_Written exercise:_
Return each entry exactly, with none missing.

_Data supplied:_
★ ★ ★ ★ ★
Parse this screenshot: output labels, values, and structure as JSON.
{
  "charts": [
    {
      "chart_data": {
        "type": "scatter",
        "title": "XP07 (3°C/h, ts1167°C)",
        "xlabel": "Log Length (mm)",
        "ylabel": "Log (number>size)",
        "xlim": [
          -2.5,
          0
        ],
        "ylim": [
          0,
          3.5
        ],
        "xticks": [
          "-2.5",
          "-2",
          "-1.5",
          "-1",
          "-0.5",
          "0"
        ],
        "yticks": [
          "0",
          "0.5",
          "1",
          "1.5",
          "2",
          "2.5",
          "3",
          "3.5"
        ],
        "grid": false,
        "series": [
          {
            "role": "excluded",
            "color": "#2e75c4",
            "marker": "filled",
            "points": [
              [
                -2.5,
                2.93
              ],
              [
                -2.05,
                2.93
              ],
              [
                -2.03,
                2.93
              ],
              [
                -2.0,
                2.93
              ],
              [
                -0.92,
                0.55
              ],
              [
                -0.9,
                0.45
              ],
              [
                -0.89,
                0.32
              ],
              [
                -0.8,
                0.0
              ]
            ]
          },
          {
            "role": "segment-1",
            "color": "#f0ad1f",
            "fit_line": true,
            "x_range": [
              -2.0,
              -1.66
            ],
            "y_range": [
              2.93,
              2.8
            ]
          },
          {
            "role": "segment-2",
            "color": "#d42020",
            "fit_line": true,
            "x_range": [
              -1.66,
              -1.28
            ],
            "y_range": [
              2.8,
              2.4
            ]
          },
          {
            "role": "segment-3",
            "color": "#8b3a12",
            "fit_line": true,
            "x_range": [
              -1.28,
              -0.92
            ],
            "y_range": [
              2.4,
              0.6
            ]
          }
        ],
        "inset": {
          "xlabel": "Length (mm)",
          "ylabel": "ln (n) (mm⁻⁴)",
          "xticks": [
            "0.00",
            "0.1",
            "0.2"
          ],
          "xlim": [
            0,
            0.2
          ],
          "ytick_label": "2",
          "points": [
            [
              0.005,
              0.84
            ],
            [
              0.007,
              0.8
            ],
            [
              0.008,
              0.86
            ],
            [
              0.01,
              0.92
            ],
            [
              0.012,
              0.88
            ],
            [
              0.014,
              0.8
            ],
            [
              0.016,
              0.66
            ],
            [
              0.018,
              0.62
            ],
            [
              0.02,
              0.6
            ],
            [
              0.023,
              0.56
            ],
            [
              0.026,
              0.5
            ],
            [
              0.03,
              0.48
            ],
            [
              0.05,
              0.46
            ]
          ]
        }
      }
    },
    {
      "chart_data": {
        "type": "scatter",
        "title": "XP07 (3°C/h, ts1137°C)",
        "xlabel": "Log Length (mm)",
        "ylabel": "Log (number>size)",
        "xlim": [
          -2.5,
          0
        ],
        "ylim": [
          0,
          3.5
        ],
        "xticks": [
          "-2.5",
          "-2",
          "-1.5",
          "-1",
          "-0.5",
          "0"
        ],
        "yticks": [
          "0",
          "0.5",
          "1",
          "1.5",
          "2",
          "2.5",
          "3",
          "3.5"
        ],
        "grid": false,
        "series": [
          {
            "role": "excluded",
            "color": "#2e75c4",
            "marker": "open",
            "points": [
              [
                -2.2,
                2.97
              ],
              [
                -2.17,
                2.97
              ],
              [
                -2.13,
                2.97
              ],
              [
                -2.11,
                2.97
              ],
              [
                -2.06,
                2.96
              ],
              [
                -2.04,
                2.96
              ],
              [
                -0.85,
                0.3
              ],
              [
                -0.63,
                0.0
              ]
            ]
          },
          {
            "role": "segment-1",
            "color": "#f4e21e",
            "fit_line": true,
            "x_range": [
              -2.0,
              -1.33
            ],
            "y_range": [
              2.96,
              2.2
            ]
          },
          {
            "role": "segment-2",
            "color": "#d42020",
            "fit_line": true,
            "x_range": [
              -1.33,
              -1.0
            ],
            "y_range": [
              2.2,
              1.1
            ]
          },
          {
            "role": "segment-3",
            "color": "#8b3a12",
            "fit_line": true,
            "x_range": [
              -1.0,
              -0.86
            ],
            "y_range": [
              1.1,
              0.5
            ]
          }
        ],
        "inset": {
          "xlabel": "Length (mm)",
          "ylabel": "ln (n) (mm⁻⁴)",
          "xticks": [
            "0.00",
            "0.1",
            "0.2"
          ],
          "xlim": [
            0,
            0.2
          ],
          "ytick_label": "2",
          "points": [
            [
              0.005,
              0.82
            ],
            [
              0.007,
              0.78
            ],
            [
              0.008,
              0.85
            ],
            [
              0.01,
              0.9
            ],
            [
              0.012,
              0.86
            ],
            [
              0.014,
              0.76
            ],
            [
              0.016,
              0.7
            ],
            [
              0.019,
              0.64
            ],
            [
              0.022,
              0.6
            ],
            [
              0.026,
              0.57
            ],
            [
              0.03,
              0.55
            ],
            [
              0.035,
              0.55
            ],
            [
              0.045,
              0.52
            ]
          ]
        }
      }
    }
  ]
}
★ ★ ★ ★ ★
_Solution to this problem:_
Parse this screenshot: output labels, values, and structure as JSON.
{
  "charts": [
    {
      "chart_data": {
        "type": "scatter",
        "title": "XP07 (3°C/h, ts1167°C)",
        "xlabel": "Log Length (mm)",
        "ylabel": "Log (number>size)",
        "xlim": [
          -2.5,
          0
        ],
        "ylim": [
          0,
          3.5
        ],
        "xticks": [
          "-2.5",
          "-2",
          "-1.5",
          "-1",
          "-0.5",
          "0"
        ],
        "yticks": [
          "0",
          "0.5",
          "1",
          "1.5",
          "2",
          "2.5",
          "3",
          "3.5"
        ],
        "grid": false,
        "series": [
          {
            "role": "excluded",
            "color": "#2e75c4",
            "marker": "filled",
            "points": [
              [
                -2.5,
                2.93
              ],
              [
                -2.05,
                2.93
              ],
              [
                -2.03,
                2.93
              ],
              [
                -2.0,
                2.93
              ],
              [
                -0.92,
                0.55
              ],
              [
                -0.9,
                0.45
              ],
              [
                -0.89,
                0.32
              ],
              [
                -0.8,
                0.0
              ]
            ]
          },
          {
            "role": "segment-1",
            "color": "#f0ad1f",
            "fit_line": true,
            "x_range": [
              -2.0,
              -1.66
            ],
            "y_range": [
              2.93,
              2.8
            ]
          },
          {
            "role": "segment-2",
            "color": "#d42020",
            "fit_line": true,
            "x_range": [
              -1.66,
              -1.28
            ],
            "y_range": [
              2.8,
              2.4
            ]
          },
          {
            "role": "segment-3",
            "color": "#8b3a12",
            "fit_line": true,
            "x_range": [
              -1.28,
              -0.92
            ],
            "y_range": [
              2.4,
              0.6
            ]
          }
        ],
        "inset": {
          "xlabel": "Length (mm)",
          "ylabel": "ln (n) (mm⁻⁴)",
          "xticks": [
            "0.00",
            "0.1",
            "0.2"
          ],
          "xlim": [
            0,
            0.2
          ],
          "ytick_label": "2",
          "points": [
            [
              0.005,
              0.84
            ],
            [
              0.007,
              0.8
            ],
            [
              0.008,
              0.86
            ],
            [
              0.01,
              0.92
            ],
            [
              0.012,
              0.88
            ],
            [
              0.014,
              0.8
            ],
            [
              0.016,
              0.66
            ],
            [
              0.018,
              0.62
            ],
            [
              0.02,
              0.6
            ],
            [
              0.023,
              0.56
            ],
            [
              0.026,
              0.5
            ],
            [
              0.03,
              0.48
            ],
            [
              0.05,
              0.46
            ]
          ]
        }
      }
    },
    {
      "chart_data": {
        "type": "scatter",
        "title": "XP07 (3°C/h, ts1137°C)",
        "xlabel": "Log Length (mm)",
        "ylabel": "Log (number>size)",
        "xlim": [
          -2.5,
          0
        ],
        "ylim": [
          0,
          3.5
        ],
        "xticks": [
          "-2.5",
          "-2",
          "-1.5",
          "-1",
          "-0.5",
          "0"
        ],
        "yticks": [
          "0",
          "0.5",
          "1",
          "1.5",
          "2",
          "2.5",
          "3",
          "3.5"
        ],
        "grid": false,
        "series": [
          {
            "role": "excluded",
            "color": "#2e75c4",
            "marker": "open",
            "points": [
              [
                -2.2,
                2.97
              ],
              [
                -2.17,
                2.97
              ],
              [
                -2.13,
                2.97
              ],
              [
                -2.11,
                2.97
              ],
              [
                -2.06,
                2.96
              ],
              [
                -2.04,
                2.96
              ],
              [
                -0.85,
                0.3
              ],
              [
                -0.63,
                0.0
              ]
            ]
          },
          {
            "role": "segment-1",
            "color": "#f4e21e",
            "fit_line": true,
            "x_range": [
              -2.0,
              -1.33
            ],
            "y_range": [
              2.96,
              2.2
            ]
          },
          {
            "role": "segment-2",
            "color": "#d42020",
            "fit_line": true,
            "x_range": [
              -1.33,
              -1.0
            ],
            "y_range": [
              2.2,
              1.1
            ]
          },
          {
            "role": "segment-3",
            "color": "#8b3a12",
            "fit_line": true,
            "x_range": [
              -1.0,
              -0.86
            ],
            "y_range": [
              1.1,
              0.5
            ]
          }
        ],
        "inset": {
          "xlabel": "Length (mm)",
          "ylabel": "ln (n) (mm⁻⁴)",
          "xticks": [
            "0.00",
            "0.1",
            "0.2"
          ],
          "xlim": [
            0,
            0.2
          ],
          "ytick_label": "2",
          "points": [
            [
              0.005,
              0.82
            ],
            [
              0.007,
              0.78
            ],
            [
              0.008,
              0.85
            ],
            [
              0.01,
              0.9
            ],
            [
              0.012,
              0.86
            ],
            [
              0.014,
              0.76
            ],
            [
              0.016,
              0.7
            ],
            [
              0.019,
              0.64
            ],
            [
              0.022,
              0.6
            ],
            [
              0.026,
              0.57
            ],
            [
              0.03,
              0.55
            ],
            [
              0.035,
              0.55
            ],
            [
              0.045,
              0.52
            ]
          ]
        }
      }
    }
  ]
}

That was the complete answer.